#### Exercise input ####

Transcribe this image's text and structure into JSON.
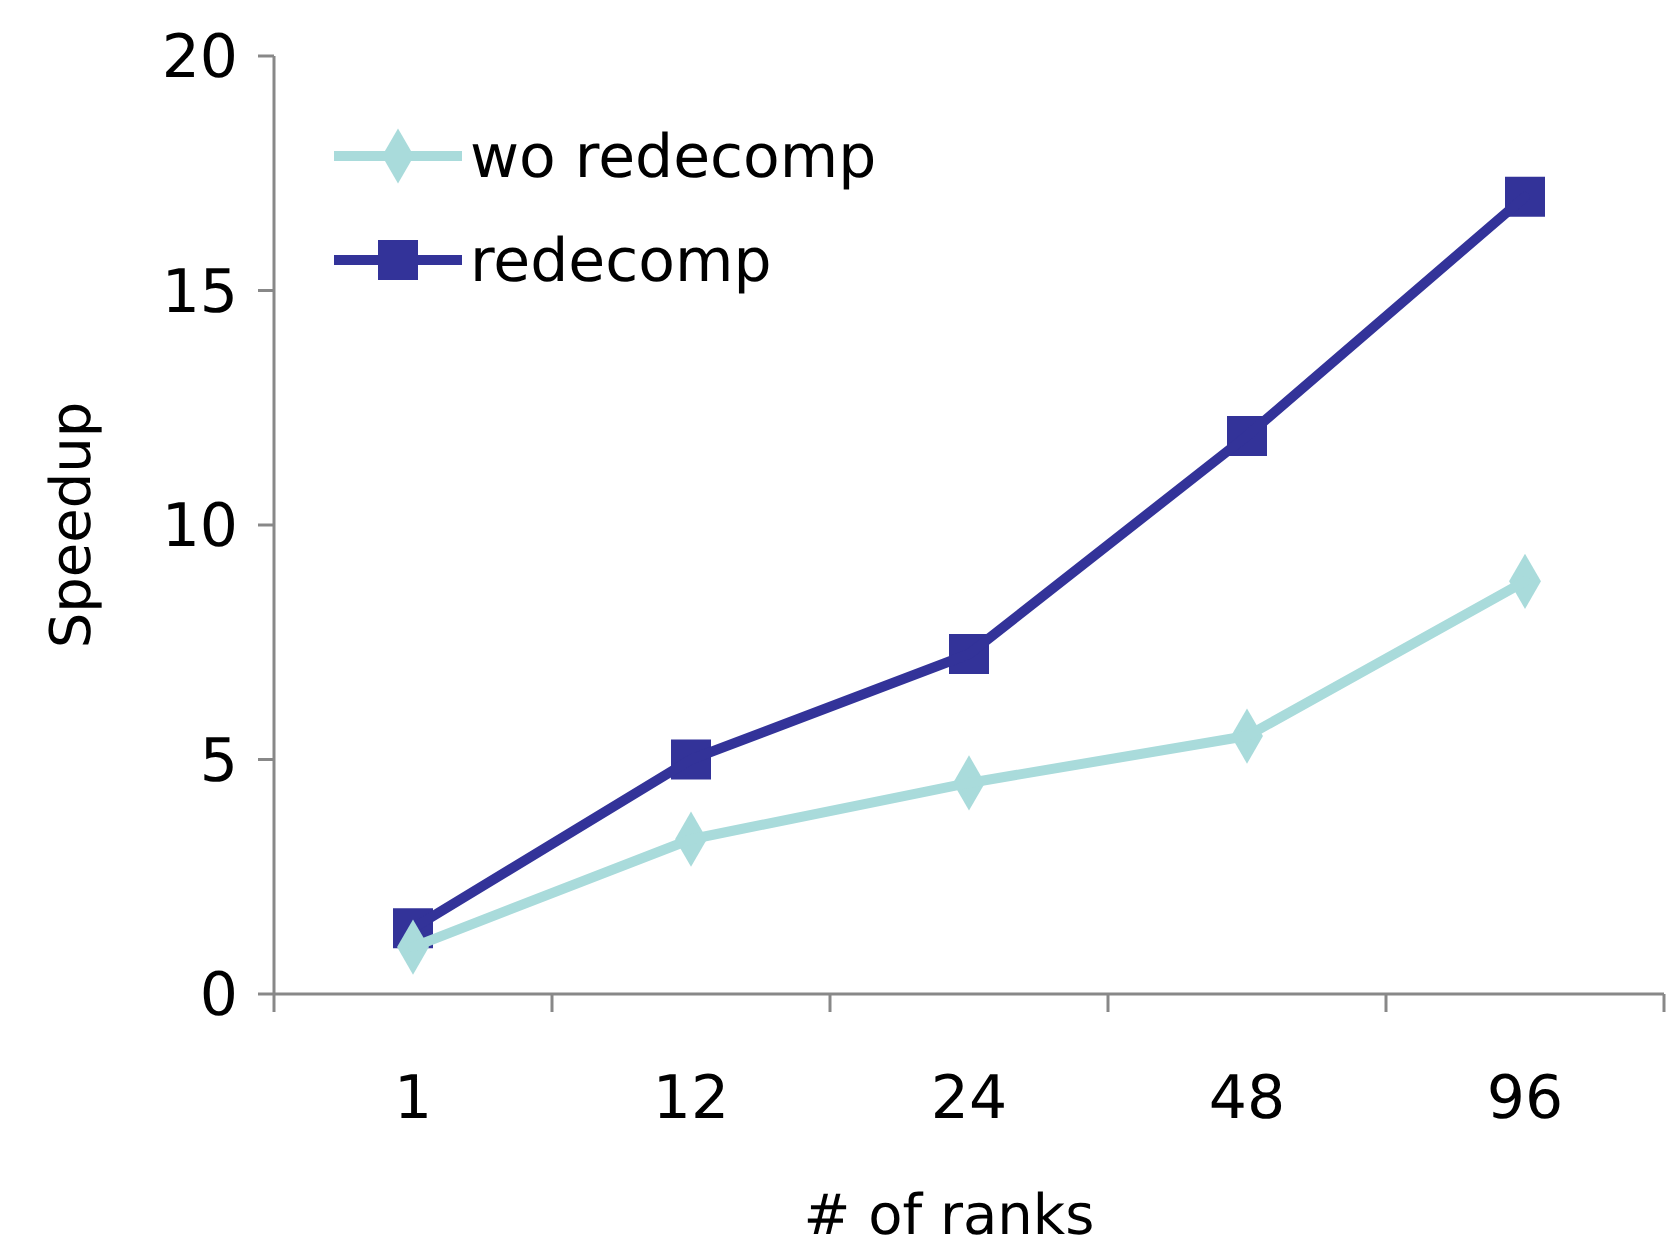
{
  "chart_data": {
    "type": "line",
    "xlabel": "# of ranks",
    "ylabel": "Speedup",
    "categories": [
      "1",
      "12",
      "24",
      "48",
      "96"
    ],
    "ylim": [
      0,
      20
    ],
    "yticks": [
      0,
      5,
      10,
      15,
      20
    ],
    "grid": false,
    "legend": "top left",
    "line_style": "solid",
    "series": [
      {
        "name": "wo redecomp",
        "color": "#a9dbdb",
        "marker": "diamond",
        "values": [
          1.0,
          3.3,
          4.5,
          5.5,
          8.8
        ]
      },
      {
        "name": "redecomp",
        "color": "#333399",
        "marker": "square",
        "values": [
          1.4,
          5.0,
          7.25,
          11.9,
          17.0
        ]
      }
    ]
  }
}
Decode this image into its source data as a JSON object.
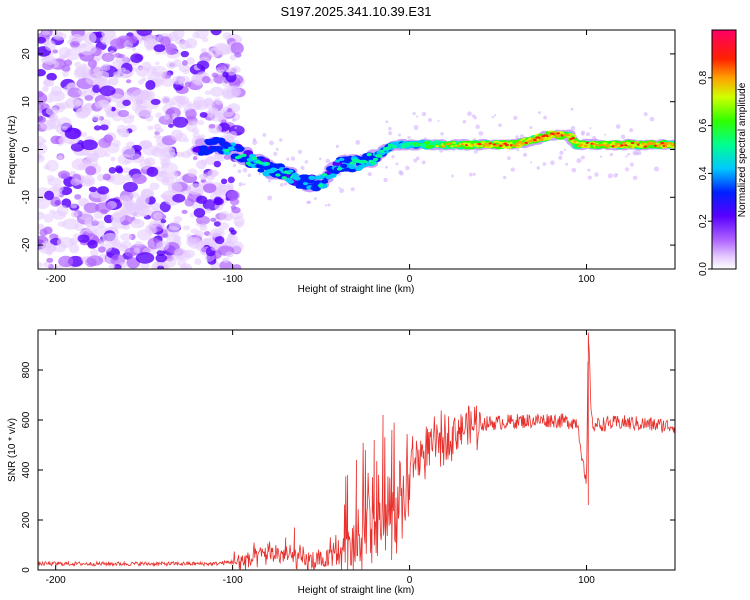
{
  "title": "S197.2025.341.10.39.E31",
  "chart_data": [
    {
      "type": "heatmap",
      "name": "spectrogram",
      "xlabel": "Height of straight line (km)",
      "ylabel": "Frequency (Hz)",
      "xlim": [
        -210,
        150
      ],
      "ylim": [
        -25,
        25
      ],
      "xticks": [
        -200,
        -100,
        0,
        100
      ],
      "yticks": [
        -20,
        -10,
        0,
        10,
        20
      ],
      "colorbar": {
        "label": "Normalized spectral amplitude",
        "range": [
          0,
          1
        ],
        "ticks": [
          0.0,
          0.2,
          0.4,
          0.6,
          0.8
        ]
      },
      "ridge_frequency": [
        [
          -120,
          0
        ],
        [
          -110,
          1
        ],
        [
          -100,
          0
        ],
        [
          -90,
          -2
        ],
        [
          -80,
          -4
        ],
        [
          -70,
          -5
        ],
        [
          -60,
          -7
        ],
        [
          -50,
          -7
        ],
        [
          -40,
          -3
        ],
        [
          -30,
          -3
        ],
        [
          -20,
          -2
        ],
        [
          -10,
          1
        ],
        [
          0,
          1
        ],
        [
          20,
          1
        ],
        [
          40,
          1
        ],
        [
          60,
          1
        ],
        [
          70,
          2
        ],
        [
          80,
          3
        ],
        [
          90,
          3
        ],
        [
          95,
          1
        ],
        [
          100,
          1
        ],
        [
          120,
          1
        ],
        [
          150,
          1
        ]
      ],
      "ridge_amplitude": [
        [
          -120,
          0.3
        ],
        [
          -100,
          0.45
        ],
        [
          -80,
          0.5
        ],
        [
          -60,
          0.45
        ],
        [
          -40,
          0.5
        ],
        [
          -20,
          0.5
        ],
        [
          0,
          0.6
        ],
        [
          20,
          0.8
        ],
        [
          40,
          0.9
        ],
        [
          60,
          0.95
        ],
        [
          80,
          1.0
        ],
        [
          100,
          0.9
        ],
        [
          150,
          0.95
        ]
      ],
      "noise_region_x": [
        -210,
        -100
      ]
    },
    {
      "type": "line",
      "name": "snr",
      "xlabel": "Height of straight line (km)",
      "ylabel": "SNR (10 * v/v)",
      "xlim": [
        -210,
        150
      ],
      "ylim": [
        0,
        960
      ],
      "xticks": [
        -200,
        -100,
        0,
        100
      ],
      "yticks": [
        0,
        200,
        400,
        600,
        800
      ],
      "color": "#e8302c",
      "envelope": [
        [
          -210,
          25
        ],
        [
          -110,
          25
        ],
        [
          -90,
          40
        ],
        [
          -80,
          70
        ],
        [
          -70,
          60
        ],
        [
          -60,
          40
        ],
        [
          -50,
          30
        ],
        [
          -40,
          110
        ],
        [
          -30,
          200
        ],
        [
          -20,
          280
        ],
        [
          -10,
          350
        ],
        [
          0,
          420
        ],
        [
          10,
          480
        ],
        [
          20,
          530
        ],
        [
          30,
          570
        ],
        [
          40,
          585
        ],
        [
          60,
          595
        ],
        [
          80,
          600
        ],
        [
          95,
          590
        ],
        [
          100,
          320
        ],
        [
          101,
          950
        ],
        [
          103,
          580
        ],
        [
          120,
          590
        ],
        [
          150,
          575
        ]
      ],
      "spikes": [
        [
          -80,
          80
        ],
        [
          -70,
          130
        ],
        [
          -65,
          170
        ],
        [
          -35,
          380
        ],
        [
          -30,
          440
        ],
        [
          -25,
          480
        ],
        [
          -20,
          520
        ],
        [
          -15,
          620
        ],
        [
          -10,
          560
        ],
        [
          101,
          950
        ],
        [
          101,
          260
        ]
      ]
    }
  ]
}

####

What needs to be done:
Leave out the pictures, and give all the records again exactly.

Full solution:
Transcribe this image's text and structure into JSON.
{
  "chart_data": {
    "type": "line",
    "xlabel": "# of ranks",
    "ylabel": "Speedup",
    "categories": [
      "1",
      "12",
      "24",
      "48",
      "96"
    ],
    "ylim": [
      0,
      20
    ],
    "yticks": [
      0,
      5,
      10,
      15,
      20
    ],
    "grid": false,
    "legend": "top left",
    "line_style": "solid",
    "series": [
      {
        "name": "wo redecomp",
        "color": "#a9dbdb",
        "marker": "diamond",
        "values": [
          1.0,
          3.3,
          4.5,
          5.5,
          8.8
        ]
      },
      {
        "name": "redecomp",
        "color": "#333399",
        "marker": "square",
        "values": [
          1.4,
          5.0,
          7.25,
          11.9,
          17.0
        ]
      }
    ]
  }
}
Decode this image into its source data as a JSON object.
{
  "title": "S197.2025.341.10.39.E31",
  "chart_data": [
    {
      "type": "heatmap",
      "name": "spectrogram",
      "xlabel": "Height of straight line (km)",
      "ylabel": "Frequency (Hz)",
      "xlim": [
        -210,
        150
      ],
      "ylim": [
        -25,
        25
      ],
      "xticks": [
        -200,
        -100,
        0,
        100
      ],
      "yticks": [
        -20,
        -10,
        0,
        10,
        20
      ],
      "colorbar": {
        "label": "Normalized spectral amplitude",
        "range": [
          0,
          1
        ],
        "ticks": [
          0.0,
          0.2,
          0.4,
          0.6,
          0.8
        ]
      },
      "ridge_frequency": [
        [
          -120,
          0
        ],
        [
          -110,
          1
        ],
        [
          -100,
          0
        ],
        [
          -90,
          -2
        ],
        [
          -80,
          -4
        ],
        [
          -70,
          -5
        ],
        [
          -60,
          -7
        ],
        [
          -50,
          -7
        ],
        [
          -40,
          -3
        ],
        [
          -30,
          -3
        ],
        [
          -20,
          -2
        ],
        [
          -10,
          1
        ],
        [
          0,
          1
        ],
        [
          20,
          1
        ],
        [
          40,
          1
        ],
        [
          60,
          1
        ],
        [
          70,
          2
        ],
        [
          80,
          3
        ],
        [
          90,
          3
        ],
        [
          95,
          1
        ],
        [
          100,
          1
        ],
        [
          120,
          1
        ],
        [
          150,
          1
        ]
      ],
      "ridge_amplitude": [
        [
          -120,
          0.3
        ],
        [
          -100,
          0.45
        ],
        [
          -80,
          0.5
        ],
        [
          -60,
          0.45
        ],
        [
          -40,
          0.5
        ],
        [
          -20,
          0.5
        ],
        [
          0,
          0.6
        ],
        [
          20,
          0.8
        ],
        [
          40,
          0.9
        ],
        [
          60,
          0.95
        ],
        [
          80,
          1.0
        ],
        [
          100,
          0.9
        ],
        [
          150,
          0.95
        ]
      ],
      "noise_region_x": [
        -210,
        -100
      ]
    },
    {
      "type": "line",
      "name": "snr",
      "xlabel": "Height of straight line (km)",
      "ylabel": "SNR (10 * v/v)",
      "xlim": [
        -210,
        150
      ],
      "ylim": [
        0,
        960
      ],
      "xticks": [
        -200,
        -100,
        0,
        100
      ],
      "yticks": [
        0,
        200,
        400,
        600,
        800
      ],
      "color": "#e8302c",
      "envelope": [
        [
          -210,
          25
        ],
        [
          -110,
          25
        ],
        [
          -90,
          40
        ],
        [
          -80,
          70
        ],
        [
          -70,
          60
        ],
        [
          -60,
          40
        ],
        [
          -50,
          30
        ],
        [
          -40,
          110
        ],
        [
          -30,
          200
        ],
        [
          -20,
          280
        ],
        [
          -10,
          350
        ],
        [
          0,
          420
        ],
        [
          10,
          480
        ],
        [
          20,
          530
        ],
        [
          30,
          570
        ],
        [
          40,
          585
        ],
        [
          60,
          595
        ],
        [
          80,
          600
        ],
        [
          95,
          590
        ],
        [
          100,
          320
        ],
        [
          101,
          950
        ],
        [
          103,
          580
        ],
        [
          120,
          590
        ],
        [
          150,
          575
        ]
      ],
      "spikes": [
        [
          -80,
          80
        ],
        [
          -70,
          130
        ],
        [
          -65,
          170
        ],
        [
          -35,
          380
        ],
        [
          -30,
          440
        ],
        [
          -25,
          480
        ],
        [
          -20,
          520
        ],
        [
          -15,
          620
        ],
        [
          -10,
          560
        ],
        [
          101,
          950
        ],
        [
          101,
          260
        ]
      ]
    }
  ]
}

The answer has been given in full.